GIVEN EXERCISE: Extract the full set of records that follows, word for word.

EXTRACTED RECORDS:
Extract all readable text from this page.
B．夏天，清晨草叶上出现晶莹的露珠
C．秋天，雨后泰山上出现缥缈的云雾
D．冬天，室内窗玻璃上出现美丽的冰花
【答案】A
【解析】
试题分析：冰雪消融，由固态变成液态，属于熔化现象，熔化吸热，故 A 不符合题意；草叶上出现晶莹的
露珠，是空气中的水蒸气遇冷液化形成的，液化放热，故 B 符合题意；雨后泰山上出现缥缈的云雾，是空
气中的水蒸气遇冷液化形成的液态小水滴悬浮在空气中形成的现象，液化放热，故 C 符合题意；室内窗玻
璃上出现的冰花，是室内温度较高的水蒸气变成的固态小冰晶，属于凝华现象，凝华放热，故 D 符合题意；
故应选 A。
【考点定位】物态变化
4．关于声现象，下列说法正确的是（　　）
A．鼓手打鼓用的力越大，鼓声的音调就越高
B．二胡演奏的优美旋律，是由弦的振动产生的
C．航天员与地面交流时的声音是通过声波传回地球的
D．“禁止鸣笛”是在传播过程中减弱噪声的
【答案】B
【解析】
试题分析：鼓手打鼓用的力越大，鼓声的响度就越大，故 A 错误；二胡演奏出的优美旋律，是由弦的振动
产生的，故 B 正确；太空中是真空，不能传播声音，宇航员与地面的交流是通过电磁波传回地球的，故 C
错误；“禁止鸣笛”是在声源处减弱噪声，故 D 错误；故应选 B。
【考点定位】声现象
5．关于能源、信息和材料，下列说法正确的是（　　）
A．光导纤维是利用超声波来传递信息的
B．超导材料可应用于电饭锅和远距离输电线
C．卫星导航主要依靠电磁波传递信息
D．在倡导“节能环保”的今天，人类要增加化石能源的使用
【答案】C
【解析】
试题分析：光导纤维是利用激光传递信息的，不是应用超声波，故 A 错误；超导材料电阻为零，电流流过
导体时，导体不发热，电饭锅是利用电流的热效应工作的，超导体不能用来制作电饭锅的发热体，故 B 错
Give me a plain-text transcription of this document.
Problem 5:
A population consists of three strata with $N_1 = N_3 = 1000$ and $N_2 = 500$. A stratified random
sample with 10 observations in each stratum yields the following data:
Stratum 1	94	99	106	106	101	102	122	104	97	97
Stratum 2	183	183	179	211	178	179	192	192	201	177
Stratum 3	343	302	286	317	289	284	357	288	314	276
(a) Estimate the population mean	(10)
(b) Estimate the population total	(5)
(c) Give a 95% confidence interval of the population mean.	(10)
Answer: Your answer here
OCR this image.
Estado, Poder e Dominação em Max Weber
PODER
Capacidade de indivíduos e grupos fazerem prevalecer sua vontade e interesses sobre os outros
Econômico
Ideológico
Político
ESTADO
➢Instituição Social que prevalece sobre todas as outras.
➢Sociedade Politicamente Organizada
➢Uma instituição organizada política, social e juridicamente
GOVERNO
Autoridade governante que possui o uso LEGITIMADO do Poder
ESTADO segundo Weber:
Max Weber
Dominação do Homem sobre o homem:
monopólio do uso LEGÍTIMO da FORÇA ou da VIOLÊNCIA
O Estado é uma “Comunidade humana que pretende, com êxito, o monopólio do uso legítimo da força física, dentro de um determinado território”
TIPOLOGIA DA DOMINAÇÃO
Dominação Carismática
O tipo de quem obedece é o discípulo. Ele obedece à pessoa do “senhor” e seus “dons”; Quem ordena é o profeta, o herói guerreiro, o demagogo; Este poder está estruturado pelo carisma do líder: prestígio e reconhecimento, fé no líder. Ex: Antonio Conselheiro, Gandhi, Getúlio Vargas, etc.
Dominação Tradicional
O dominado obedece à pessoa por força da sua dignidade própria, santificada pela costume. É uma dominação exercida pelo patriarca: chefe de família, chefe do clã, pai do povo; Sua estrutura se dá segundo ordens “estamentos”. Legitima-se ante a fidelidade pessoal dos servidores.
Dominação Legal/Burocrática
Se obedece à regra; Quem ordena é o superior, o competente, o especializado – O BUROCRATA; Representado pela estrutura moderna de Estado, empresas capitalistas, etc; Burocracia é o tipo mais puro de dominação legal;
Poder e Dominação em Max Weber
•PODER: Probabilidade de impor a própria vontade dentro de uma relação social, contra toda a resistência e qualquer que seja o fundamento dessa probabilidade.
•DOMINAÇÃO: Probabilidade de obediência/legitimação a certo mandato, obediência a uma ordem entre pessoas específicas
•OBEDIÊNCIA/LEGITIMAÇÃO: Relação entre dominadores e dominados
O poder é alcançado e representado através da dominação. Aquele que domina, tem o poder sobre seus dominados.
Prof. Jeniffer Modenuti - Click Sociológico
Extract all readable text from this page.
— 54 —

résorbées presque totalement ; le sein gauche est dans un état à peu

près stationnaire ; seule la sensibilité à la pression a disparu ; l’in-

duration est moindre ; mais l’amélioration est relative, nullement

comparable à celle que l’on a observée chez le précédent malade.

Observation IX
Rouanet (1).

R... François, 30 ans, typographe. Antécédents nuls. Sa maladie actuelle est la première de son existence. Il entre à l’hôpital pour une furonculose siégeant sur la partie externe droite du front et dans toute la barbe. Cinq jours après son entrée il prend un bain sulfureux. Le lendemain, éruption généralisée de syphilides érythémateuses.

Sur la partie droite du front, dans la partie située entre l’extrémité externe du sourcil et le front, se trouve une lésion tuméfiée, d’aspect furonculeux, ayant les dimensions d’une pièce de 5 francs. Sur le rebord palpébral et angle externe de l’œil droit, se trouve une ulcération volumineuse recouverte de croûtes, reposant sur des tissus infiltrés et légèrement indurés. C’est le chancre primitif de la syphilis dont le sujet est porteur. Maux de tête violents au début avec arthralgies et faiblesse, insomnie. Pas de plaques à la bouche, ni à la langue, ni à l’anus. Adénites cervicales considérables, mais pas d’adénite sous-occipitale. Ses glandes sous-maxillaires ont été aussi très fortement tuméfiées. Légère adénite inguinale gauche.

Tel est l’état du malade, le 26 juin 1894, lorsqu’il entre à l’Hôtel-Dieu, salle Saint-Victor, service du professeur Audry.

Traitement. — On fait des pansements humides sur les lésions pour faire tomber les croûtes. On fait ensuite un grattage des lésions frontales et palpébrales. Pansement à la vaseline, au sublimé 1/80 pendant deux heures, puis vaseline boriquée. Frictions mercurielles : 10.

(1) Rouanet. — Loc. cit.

WORKED SOLUTION:
Extract all readable text from this page.
B．夏天，清晨草叶上出现晶莹的露珠
C．秋天，雨后泰山上出现缥缈的云雾
D．冬天，室内窗玻璃上出现美丽的冰花
【答案】A
【解析】
试题分析：冰雪消融，由固态变成液态，属于熔化现象，熔化吸热，故 A 不符合题意；草叶上出现晶莹的
露珠，是空气中的水蒸气遇冷液化形成的，液化放热，故 B 符合题意；雨后泰山上出现缥缈的云雾，是空
气中的水蒸气遇冷液化形成的液态小水滴悬浮在空气中形成的现象，液化放热，故 C 符合题意；室内窗玻
璃上出现的冰花，是室内温度较高的水蒸气变成的固态小冰晶，属于凝华现象，凝华放热，故 D 符合题意；
故应选 A。
【考点定位】物态变化
4．关于声现象，下列说法正确的是（　　）
A．鼓手打鼓用的力越大，鼓声的音调就越高
B．二胡演奏的优美旋律，是由弦的振动产生的
C．航天员与地面交流时的声音是通过声波传回地球的
D．“禁止鸣笛”是在传播过程中减弱噪声的
【答案】B
【解析】
试题分析：鼓手打鼓用的力越大，鼓声的响度就越大，故 A 错误；二胡演奏出的优美旋律，是由弦的振动
产生的，故 B 正确；太空中是真空，不能传播声音，宇航员与地面的交流是通过电磁波传回地球的，故 C
错误；“禁止鸣笛”是在声源处减弱噪声，故 D 错误；故应选 B。
【考点定位】声现象
5．关于能源、信息和材料，下列说法正确的是（　　）
A．光导纤维是利用超声波来传递信息的
B．超导材料可应用于电饭锅和远距离输电线
C．卫星导航主要依靠电磁波传递信息
D．在倡导“节能环保”的今天，人类要增加化石能源的使用
【答案】C
【解析】
试题分析：光导纤维是利用激光传递信息的，不是应用超声波，故 A 错误；超导材料电阻为零，电流流过
导体时，导体不发热，电饭锅是利用电流的热效应工作的，超导体不能用来制作电饭锅的发热体，故 B 错
Give me a plain-text transcription of this document.
Problem 5:
A population consists of three strata with $N_1 = N_3 = 1000$ and $N_2 = 500$. A stratified random
sample with 10 observations in each stratum yields the following data:
Stratum 1	94	99	106	106	101	102	122	104	97	97
Stratum 2	183	183	179	211	178	179	192	192	201	177
Stratum 3	343	302	286	317	289	284	357	288	314	276
(a) Estimate the population mean	(10)
(b) Estimate the population total	(5)
(c) Give a 95% confidence interval of the population mean.	(10)
Answer: Your answer here
OCR this image.
Estado, Poder e Dominação em Max Weber
PODER
Capacidade de indivíduos e grupos fazerem prevalecer sua vontade e interesses sobre os outros
Econômico
Ideológico
Político
ESTADO
➢Instituição Social que prevalece sobre todas as outras.
➢Sociedade Politicamente Organizada
➢Uma instituição organizada política, social e juridicamente
GOVERNO
Autoridade governante que possui o uso LEGITIMADO do Poder
ESTADO segundo Weber:
Max Weber
Dominação do Homem sobre o homem:
monopólio do uso LEGÍTIMO da FORÇA ou da VIOLÊNCIA
O Estado é uma “Comunidade humana que pretende, com êxito, o monopólio do uso legítimo da força física, dentro de um determinado território”
TIPOLOGIA DA DOMINAÇÃO
Dominação Carismática
O tipo de quem obedece é o discípulo. Ele obedece à pessoa do “senhor” e seus “dons”; Quem ordena é o profeta, o herói guerreiro, o demagogo; Este poder está estruturado pelo carisma do líder: prestígio e reconhecimento, fé no líder. Ex: Antonio Conselheiro, Gandhi, Getúlio Vargas, etc.
Dominação Tradicional
O dominado obedece à pessoa por força da sua dignidade própria, santificada pela costume. É uma dominação exercida pelo patriarca: chefe de família, chefe do clã, pai do povo; Sua estrutura se dá segundo ordens “estamentos”. Legitima-se ante a fidelidade pessoal dos servidores.
Dominação Legal/Burocrática
Se obedece à regra; Quem ordena é o superior, o competente, o especializado – O BUROCRATA; Representado pela estrutura moderna de Estado, empresas capitalistas, etc; Burocracia é o tipo mais puro de dominação legal;
Poder e Dominação em Max Weber
•PODER: Probabilidade de impor a própria vontade dentro de uma relação social, contra toda a resistência e qualquer que seja o fundamento dessa probabilidade.
•DOMINAÇÃO: Probabilidade de obediência/legitimação a certo mandato, obediência a uma ordem entre pessoas específicas
•OBEDIÊNCIA/LEGITIMAÇÃO: Relação entre dominadores e dominados
O poder é alcançado e representado através da dominação. Aquele que domina, tem o poder sobre seus dominados.
Prof. Jeniffer Modenuti - Click Sociológico
Extract all readable text from this page.
— 54 —

résorbées presque totalement ; le sein gauche est dans un état à peu

près stationnaire ; seule la sensibilité à la pression a disparu ; l’in-

duration est moindre ; mais l’amélioration est relative, nullement

comparable à celle que l’on a observée chez le précédent malade.

Observation IX
Rouanet (1).

R... François, 30 ans, typographe. Antécédents nuls. Sa maladie actuelle est la première de son existence. Il entre à l’hôpital pour une furonculose siégeant sur la partie externe droite du front et dans toute la barbe. Cinq jours après son entrée il prend un bain sulfureux. Le lendemain, éruption généralisée de syphilides érythémateuses.

Sur la partie droite du front, dans la partie située entre l’extrémité externe du sourcil et le front, se trouve une lésion tuméfiée, d’aspect furonculeux, ayant les dimensions d’une pièce de 5 francs. Sur le rebord palpébral et angle externe de l’œil droit, se trouve une ulcération volumineuse recouverte de croûtes, reposant sur des tissus infiltrés et légèrement indurés. C’est le chancre primitif de la syphilis dont le sujet est porteur. Maux de tête violents au début avec arthralgies et faiblesse, insomnie. Pas de plaques à la bouche, ni à la langue, ni à l’anus. Adénites cervicales considérables, mais pas d’adénite sous-occipitale. Ses glandes sous-maxillaires ont été aussi très fortement tuméfiées. Légère adénite inguinale gauche.

Tel est l’état du malade, le 26 juin 1894, lorsqu’il entre à l’Hôtel-Dieu, salle Saint-Victor, service du professeur Audry.

Traitement. — On fait des pansements humides sur les lésions pour faire tomber les croûtes. On fait ensuite un grattage des lésions frontales et palpébrales. Pansement à la vaseline, au sublimé 1/80 pendant deux heures, puis vaseline boriquée. Frictions mercurielles : 10.

(1) Rouanet. — Loc. cit.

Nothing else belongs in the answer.